In the listing below, locate the lines bearing the word "Paper". Copy every one of them.

## begin STORED ROWS

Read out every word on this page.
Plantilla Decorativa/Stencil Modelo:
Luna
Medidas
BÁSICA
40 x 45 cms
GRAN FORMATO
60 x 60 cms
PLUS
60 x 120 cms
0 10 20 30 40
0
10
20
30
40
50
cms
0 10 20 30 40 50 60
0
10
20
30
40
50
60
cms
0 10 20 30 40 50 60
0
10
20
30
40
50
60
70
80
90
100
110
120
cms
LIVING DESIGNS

## end STORED ROWS
## begin STORED ROWS

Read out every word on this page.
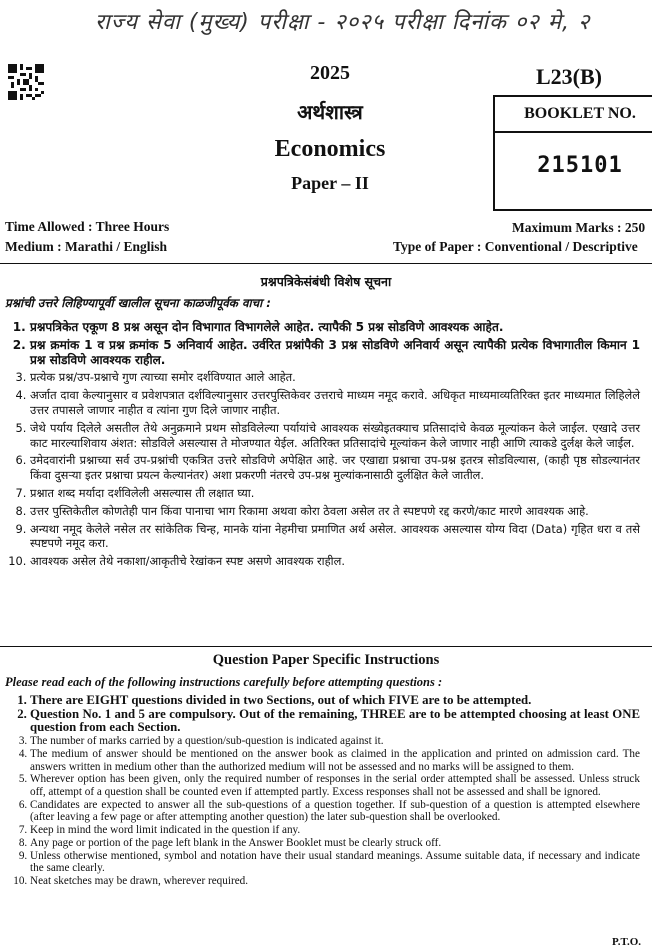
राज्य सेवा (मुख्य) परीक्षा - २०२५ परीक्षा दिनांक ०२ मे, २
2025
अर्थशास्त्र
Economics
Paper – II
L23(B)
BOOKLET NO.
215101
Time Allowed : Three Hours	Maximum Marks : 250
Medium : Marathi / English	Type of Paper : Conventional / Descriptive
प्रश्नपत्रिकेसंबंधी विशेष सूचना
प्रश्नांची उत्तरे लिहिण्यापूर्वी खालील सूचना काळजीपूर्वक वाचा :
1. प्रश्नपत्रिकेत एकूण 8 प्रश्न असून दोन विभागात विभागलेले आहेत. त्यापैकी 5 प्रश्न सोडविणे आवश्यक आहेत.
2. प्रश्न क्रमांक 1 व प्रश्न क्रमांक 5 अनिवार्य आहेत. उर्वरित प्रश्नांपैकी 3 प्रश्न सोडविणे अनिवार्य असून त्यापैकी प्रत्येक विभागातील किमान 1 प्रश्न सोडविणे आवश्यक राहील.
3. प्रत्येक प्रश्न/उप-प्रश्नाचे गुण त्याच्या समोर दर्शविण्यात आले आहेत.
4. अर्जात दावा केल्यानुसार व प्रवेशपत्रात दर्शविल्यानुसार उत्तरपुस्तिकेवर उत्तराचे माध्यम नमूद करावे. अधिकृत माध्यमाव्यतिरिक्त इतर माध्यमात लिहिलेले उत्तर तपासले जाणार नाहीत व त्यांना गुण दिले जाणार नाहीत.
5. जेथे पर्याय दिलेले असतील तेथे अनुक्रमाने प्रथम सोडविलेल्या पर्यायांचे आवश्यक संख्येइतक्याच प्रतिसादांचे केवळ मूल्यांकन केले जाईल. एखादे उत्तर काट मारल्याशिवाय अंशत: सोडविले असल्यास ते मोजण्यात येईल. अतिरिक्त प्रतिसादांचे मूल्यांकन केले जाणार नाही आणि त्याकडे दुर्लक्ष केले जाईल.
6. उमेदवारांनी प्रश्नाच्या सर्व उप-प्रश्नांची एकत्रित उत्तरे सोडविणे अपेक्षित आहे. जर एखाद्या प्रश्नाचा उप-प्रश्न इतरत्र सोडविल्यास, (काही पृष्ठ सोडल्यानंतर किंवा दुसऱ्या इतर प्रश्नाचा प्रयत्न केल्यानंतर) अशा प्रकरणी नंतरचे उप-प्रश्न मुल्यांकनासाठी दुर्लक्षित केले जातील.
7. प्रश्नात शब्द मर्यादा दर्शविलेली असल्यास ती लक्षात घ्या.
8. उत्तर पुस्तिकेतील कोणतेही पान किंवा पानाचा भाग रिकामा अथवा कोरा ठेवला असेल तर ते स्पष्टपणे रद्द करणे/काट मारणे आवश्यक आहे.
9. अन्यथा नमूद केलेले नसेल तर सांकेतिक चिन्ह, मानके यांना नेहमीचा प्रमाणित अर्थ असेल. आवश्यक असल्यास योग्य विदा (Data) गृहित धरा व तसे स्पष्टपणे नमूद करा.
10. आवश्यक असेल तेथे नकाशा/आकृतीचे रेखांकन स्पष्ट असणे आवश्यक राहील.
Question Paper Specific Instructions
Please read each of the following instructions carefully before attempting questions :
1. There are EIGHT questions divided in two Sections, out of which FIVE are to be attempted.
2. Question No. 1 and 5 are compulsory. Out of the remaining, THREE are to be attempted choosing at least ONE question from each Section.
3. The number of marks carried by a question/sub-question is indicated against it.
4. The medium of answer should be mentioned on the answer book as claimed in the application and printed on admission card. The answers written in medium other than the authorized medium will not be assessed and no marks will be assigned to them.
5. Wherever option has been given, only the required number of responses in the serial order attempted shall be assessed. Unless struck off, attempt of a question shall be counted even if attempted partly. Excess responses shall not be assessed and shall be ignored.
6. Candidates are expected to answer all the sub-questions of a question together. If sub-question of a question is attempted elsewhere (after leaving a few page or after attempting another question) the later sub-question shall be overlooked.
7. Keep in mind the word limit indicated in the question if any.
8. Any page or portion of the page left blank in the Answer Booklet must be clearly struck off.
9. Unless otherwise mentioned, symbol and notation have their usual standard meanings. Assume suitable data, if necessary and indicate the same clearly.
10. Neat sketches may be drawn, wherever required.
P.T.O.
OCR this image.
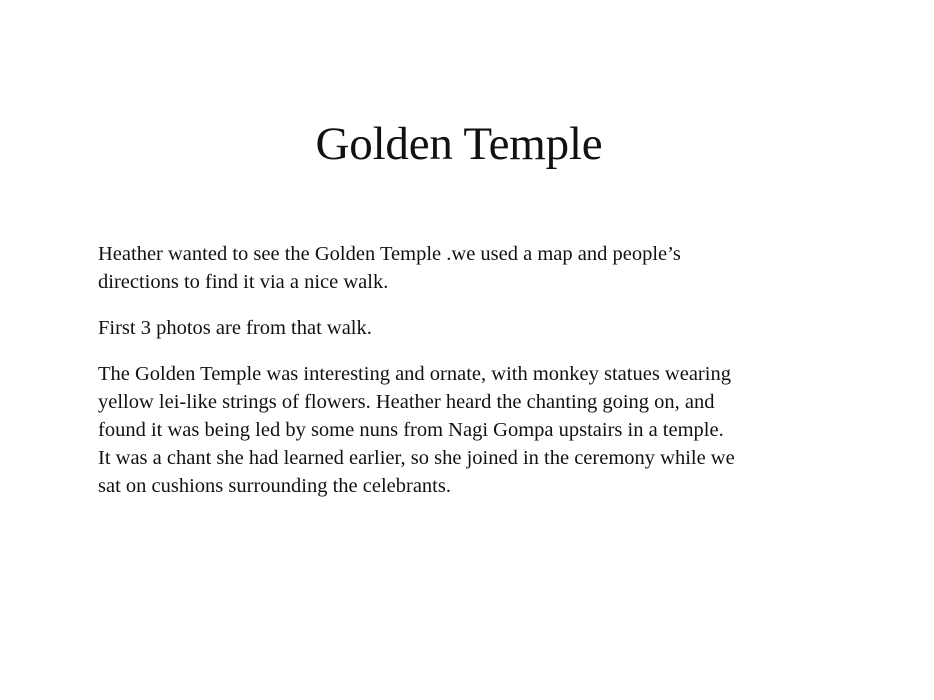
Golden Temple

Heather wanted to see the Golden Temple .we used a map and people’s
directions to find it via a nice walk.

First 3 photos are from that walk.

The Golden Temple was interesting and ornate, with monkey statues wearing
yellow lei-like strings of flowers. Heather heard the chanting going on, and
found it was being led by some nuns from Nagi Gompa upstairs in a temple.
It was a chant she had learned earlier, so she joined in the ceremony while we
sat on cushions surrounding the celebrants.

## end STORED ROWS

## EXERCISE RESULT
Paper – II
Medium : Marathi / English	Type of Paper : Conventional / Descriptive
Question Paper Specific Instructions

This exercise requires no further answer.